▶ **Your instructions**: Lift out all lines below that contain "JSON".

▼▼▼

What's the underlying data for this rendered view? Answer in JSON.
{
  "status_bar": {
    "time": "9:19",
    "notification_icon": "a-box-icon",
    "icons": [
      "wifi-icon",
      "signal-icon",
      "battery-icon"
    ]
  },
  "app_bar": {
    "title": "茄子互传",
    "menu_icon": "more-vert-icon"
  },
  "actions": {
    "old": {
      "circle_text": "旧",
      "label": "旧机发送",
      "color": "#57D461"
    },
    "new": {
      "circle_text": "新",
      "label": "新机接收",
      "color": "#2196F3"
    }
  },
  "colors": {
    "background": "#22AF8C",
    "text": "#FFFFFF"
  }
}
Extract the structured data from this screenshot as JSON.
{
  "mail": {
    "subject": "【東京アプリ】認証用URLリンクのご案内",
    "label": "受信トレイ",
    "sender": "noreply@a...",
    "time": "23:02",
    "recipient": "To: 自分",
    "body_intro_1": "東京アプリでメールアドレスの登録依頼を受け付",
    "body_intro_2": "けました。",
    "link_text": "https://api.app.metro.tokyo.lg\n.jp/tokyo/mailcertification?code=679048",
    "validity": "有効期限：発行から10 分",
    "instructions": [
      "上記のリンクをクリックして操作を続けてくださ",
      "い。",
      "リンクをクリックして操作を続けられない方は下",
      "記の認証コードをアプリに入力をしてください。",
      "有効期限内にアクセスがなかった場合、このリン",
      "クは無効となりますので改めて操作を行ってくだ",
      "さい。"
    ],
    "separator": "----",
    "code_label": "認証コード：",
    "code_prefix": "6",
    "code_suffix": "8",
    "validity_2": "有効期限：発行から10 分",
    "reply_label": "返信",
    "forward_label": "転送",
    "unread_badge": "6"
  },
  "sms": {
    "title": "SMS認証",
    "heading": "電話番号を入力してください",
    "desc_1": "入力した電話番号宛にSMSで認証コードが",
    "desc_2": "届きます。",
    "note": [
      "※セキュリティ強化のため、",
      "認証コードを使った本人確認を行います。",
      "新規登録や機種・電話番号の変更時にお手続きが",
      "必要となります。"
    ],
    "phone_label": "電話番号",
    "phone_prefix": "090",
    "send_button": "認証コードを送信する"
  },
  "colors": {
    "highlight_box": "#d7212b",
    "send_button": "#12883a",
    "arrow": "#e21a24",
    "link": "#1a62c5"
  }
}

▲▲▲

▶ **Exercise response**:
What's the underlying data for this rendered view? Answer in JSON.
Extract the structured data from this screenshot as JSON.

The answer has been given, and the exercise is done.